Dataset items
Start

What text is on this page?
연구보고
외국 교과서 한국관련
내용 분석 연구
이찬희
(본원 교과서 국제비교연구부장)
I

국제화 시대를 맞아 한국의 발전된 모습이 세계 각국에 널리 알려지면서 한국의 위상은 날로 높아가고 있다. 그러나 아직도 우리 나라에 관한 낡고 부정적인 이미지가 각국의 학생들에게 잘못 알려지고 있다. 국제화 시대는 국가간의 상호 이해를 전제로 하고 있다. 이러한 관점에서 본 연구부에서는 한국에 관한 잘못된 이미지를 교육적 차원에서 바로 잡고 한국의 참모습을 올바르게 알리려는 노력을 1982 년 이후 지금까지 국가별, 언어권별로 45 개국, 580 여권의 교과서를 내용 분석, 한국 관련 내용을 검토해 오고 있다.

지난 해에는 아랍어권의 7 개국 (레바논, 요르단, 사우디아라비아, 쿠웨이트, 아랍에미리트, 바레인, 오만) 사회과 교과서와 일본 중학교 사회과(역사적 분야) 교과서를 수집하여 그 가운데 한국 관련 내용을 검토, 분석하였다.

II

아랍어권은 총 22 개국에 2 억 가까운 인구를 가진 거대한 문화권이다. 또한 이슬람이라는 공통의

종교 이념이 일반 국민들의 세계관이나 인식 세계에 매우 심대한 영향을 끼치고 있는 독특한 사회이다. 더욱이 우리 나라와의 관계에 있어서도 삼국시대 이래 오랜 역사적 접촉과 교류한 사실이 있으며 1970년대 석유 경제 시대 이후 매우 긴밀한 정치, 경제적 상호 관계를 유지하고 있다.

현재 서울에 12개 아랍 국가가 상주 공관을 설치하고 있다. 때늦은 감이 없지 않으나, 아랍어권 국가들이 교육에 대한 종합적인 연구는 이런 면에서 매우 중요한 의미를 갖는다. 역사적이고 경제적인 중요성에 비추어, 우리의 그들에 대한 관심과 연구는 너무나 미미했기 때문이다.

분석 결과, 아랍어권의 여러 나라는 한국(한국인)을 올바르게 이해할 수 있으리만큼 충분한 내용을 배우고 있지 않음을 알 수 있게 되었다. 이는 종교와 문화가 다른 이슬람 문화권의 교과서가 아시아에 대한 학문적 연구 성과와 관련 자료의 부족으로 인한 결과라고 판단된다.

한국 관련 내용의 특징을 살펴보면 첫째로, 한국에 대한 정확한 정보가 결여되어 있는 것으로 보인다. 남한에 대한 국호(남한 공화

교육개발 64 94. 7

End

Across the data, tally the lines containing "아랍어권의" and give back the number alone.

2